[Dataset items]
....................

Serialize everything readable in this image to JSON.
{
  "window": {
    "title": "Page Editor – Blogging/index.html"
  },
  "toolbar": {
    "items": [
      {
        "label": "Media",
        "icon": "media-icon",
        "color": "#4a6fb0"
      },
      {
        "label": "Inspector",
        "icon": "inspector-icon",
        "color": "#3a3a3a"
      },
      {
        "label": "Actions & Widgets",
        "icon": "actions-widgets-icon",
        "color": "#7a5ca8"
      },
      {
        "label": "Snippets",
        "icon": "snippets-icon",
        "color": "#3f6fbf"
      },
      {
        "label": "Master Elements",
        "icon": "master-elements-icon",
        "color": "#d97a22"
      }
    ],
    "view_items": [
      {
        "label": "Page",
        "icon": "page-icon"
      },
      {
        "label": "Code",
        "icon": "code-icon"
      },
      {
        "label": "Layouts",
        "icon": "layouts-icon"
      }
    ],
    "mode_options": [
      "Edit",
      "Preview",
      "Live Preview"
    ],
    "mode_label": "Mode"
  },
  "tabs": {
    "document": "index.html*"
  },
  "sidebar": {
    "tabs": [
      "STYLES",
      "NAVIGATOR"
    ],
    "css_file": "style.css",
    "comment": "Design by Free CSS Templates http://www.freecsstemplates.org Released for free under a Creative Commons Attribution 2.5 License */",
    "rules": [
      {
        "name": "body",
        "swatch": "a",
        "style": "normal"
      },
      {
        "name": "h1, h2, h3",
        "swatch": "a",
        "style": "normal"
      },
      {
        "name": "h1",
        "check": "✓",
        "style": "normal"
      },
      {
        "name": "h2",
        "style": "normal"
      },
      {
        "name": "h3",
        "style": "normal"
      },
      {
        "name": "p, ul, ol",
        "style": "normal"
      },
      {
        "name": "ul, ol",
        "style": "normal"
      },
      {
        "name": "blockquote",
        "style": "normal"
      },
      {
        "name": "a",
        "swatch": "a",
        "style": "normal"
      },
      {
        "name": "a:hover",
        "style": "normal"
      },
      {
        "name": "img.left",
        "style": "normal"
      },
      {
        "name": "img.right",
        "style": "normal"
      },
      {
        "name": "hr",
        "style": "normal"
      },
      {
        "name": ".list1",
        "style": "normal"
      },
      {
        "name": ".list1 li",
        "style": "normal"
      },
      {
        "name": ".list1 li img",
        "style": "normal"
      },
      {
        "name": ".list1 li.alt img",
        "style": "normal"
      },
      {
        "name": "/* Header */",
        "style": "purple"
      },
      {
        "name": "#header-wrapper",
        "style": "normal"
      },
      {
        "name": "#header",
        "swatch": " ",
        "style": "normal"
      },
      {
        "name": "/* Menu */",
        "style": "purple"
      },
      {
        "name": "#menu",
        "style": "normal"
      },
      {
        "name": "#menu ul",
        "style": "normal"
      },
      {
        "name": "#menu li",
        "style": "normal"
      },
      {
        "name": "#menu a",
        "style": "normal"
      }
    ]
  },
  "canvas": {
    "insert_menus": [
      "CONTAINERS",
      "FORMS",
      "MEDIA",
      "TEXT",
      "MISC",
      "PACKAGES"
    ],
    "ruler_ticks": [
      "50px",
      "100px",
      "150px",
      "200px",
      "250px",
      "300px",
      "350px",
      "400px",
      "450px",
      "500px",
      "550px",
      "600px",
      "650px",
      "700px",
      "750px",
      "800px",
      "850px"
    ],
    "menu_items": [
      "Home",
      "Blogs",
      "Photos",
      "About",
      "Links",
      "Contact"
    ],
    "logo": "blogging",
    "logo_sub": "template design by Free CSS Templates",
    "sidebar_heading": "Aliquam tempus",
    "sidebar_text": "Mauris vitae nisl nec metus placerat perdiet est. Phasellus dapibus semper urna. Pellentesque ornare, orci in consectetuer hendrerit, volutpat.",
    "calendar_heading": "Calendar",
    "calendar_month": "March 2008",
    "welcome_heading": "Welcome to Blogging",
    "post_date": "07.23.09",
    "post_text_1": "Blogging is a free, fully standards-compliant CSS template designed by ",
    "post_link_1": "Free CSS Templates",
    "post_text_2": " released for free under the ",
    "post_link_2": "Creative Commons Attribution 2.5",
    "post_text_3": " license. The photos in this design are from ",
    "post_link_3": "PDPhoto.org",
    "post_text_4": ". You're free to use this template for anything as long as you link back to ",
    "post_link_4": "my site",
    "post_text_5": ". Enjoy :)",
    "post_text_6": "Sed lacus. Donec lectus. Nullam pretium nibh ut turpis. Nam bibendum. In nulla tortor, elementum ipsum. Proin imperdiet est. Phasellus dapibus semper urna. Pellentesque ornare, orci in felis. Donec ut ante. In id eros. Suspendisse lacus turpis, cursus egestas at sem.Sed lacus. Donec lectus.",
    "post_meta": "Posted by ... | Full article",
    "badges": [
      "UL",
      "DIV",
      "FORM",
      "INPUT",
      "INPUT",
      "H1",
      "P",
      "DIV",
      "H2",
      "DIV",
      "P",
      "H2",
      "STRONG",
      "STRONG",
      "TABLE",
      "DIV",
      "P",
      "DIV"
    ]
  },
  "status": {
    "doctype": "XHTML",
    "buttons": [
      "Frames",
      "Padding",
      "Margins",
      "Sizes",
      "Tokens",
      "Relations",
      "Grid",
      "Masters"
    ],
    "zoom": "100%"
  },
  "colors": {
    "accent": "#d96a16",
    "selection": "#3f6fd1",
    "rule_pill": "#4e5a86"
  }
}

....................

DO THIS
From the records above, please extract every line and repeat it exactly.

SOLUTION TO THIS EXERCISE
Serialize everything readable in this image to JSON.
{
  "window": {
    "title": "Page Editor – Blogging/index.html"
  },
  "toolbar": {
    "items": [
      {
        "label": "Media",
        "icon": "media-icon",
        "color": "#4a6fb0"
      },
      {
        "label": "Inspector",
        "icon": "inspector-icon",
        "color": "#3a3a3a"
      },
      {
        "label": "Actions & Widgets",
        "icon": "actions-widgets-icon",
        "color": "#7a5ca8"
      },
      {
        "label": "Snippets",
        "icon": "snippets-icon",
        "color": "#3f6fbf"
      },
      {
        "label": "Master Elements",
        "icon": "master-elements-icon",
        "color": "#d97a22"
      }
    ],
    "view_items": [
      {
        "label": "Page",
        "icon": "page-icon"
      },
      {
        "label": "Code",
        "icon": "code-icon"
      },
      {
        "label": "Layouts",
        "icon": "layouts-icon"
      }
    ],
    "mode_options": [
      "Edit",
      "Preview",
      "Live Preview"
    ],
    "mode_label": "Mode"
  },
  "tabs": {
    "document": "index.html*"
  },
  "sidebar": {
    "tabs": [
      "STYLES",
      "NAVIGATOR"
    ],
    "css_file": "style.css",
    "comment": "Design by Free CSS Templates http://www.freecsstemplates.org Released for free under a Creative Commons Attribution 2.5 License */",
    "rules": [
      {
        "name": "body",
        "swatch": "a",
        "style": "normal"
      },
      {
        "name": "h1, h2, h3",
        "swatch": "a",
        "style": "normal"
      },
      {
        "name": "h1",
        "check": "✓",
        "style": "normal"
      },
      {
        "name": "h2",
        "style": "normal"
      },
      {
        "name": "h3",
        "style": "normal"
      },
      {
        "name": "p, ul, ol",
        "style": "normal"
      },
      {
        "name": "ul, ol",
        "style": "normal"
      },
      {
        "name": "blockquote",
        "style": "normal"
      },
      {
        "name": "a",
        "swatch": "a",
        "style": "normal"
      },
      {
        "name": "a:hover",
        "style": "normal"
      },
      {
        "name": "img.left",
        "style": "normal"
      },
      {
        "name": "img.right",
        "style": "normal"
      },
      {
        "name": "hr",
        "style": "normal"
      },
      {
        "name": ".list1",
        "style": "normal"
      },
      {
        "name": ".list1 li",
        "style": "normal"
      },
      {
        "name": ".list1 li img",
        "style": "normal"
      },
      {
        "name": ".list1 li.alt img",
        "style": "normal"
      },
      {
        "name": "/* Header */",
        "style": "purple"
      },
      {
        "name": "#header-wrapper",
        "style": "normal"
      },
      {
        "name": "#header",
        "swatch": " ",
        "style": "normal"
      },
      {
        "name": "/* Menu */",
        "style": "purple"
      },
      {
        "name": "#menu",
        "style": "normal"
      },
      {
        "name": "#menu ul",
        "style": "normal"
      },
      {
        "name": "#menu li",
        "style": "normal"
      },
      {
        "name": "#menu a",
        "style": "normal"
      }
    ]
  },
  "canvas": {
    "insert_menus": [
      "CONTAINERS",
      "FORMS",
      "MEDIA",
      "TEXT",
      "MISC",
      "PACKAGES"
    ],
    "ruler_ticks": [
      "50px",
      "100px",
      "150px",
      "200px",
      "250px",
      "300px",
      "350px",
      "400px",
      "450px",
      "500px",
      "550px",
      "600px",
      "650px",
      "700px",
      "750px",
      "800px",
      "850px"
    ],
    "menu_items": [
      "Home",
      "Blogs",
      "Photos",
      "About",
      "Links",
      "Contact"
    ],
    "logo": "blogging",
    "logo_sub": "template design by Free CSS Templates",
    "sidebar_heading": "Aliquam tempus",
    "sidebar_text": "Mauris vitae nisl nec metus placerat perdiet est. Phasellus dapibus semper urna. Pellentesque ornare, orci in consectetuer hendrerit, volutpat.",
    "calendar_heading": "Calendar",
    "calendar_month": "March 2008",
    "welcome_heading": "Welcome to Blogging",
    "post_date": "07.23.09",
    "post_text_1": "Blogging is a free, fully standards-compliant CSS template designed by ",
    "post_link_1": "Free CSS Templates",
    "post_text_2": " released for free under the ",
    "post_link_2": "Creative Commons Attribution 2.5",
    "post_text_3": " license. The photos in this design are from ",
    "post_link_3": "PDPhoto.org",
    "post_text_4": ". You're free to use this template for anything as long as you link back to ",
    "post_link_4": "my site",
    "post_text_5": ". Enjoy :)",
    "post_text_6": "Sed lacus. Donec lectus. Nullam pretium nibh ut turpis. Nam bibendum. In nulla tortor, elementum ipsum. Proin imperdiet est. Phasellus dapibus semper urna. Pellentesque ornare, orci in felis. Donec ut ante. In id eros. Suspendisse lacus turpis, cursus egestas at sem.Sed lacus. Donec lectus.",
    "post_meta": "Posted by ... | Full article",
    "badges": [
      "UL",
      "DIV",
      "FORM",
      "INPUT",
      "INPUT",
      "H1",
      "P",
      "DIV",
      "H2",
      "DIV",
      "P",
      "H2",
      "STRONG",
      "STRONG",
      "TABLE",
      "DIV",
      "P",
      "DIV"
    ]
  },
  "status": {
    "doctype": "XHTML",
    "buttons": [
      "Frames",
      "Padding",
      "Margins",
      "Sizes",
      "Tokens",
      "Relations",
      "Grid",
      "Masters"
    ],
    "zoom": "100%"
  },
  "colors": {
    "accent": "#d96a16",
    "selection": "#3f6fd1",
    "rule_pill": "#4e5a86"
  }
}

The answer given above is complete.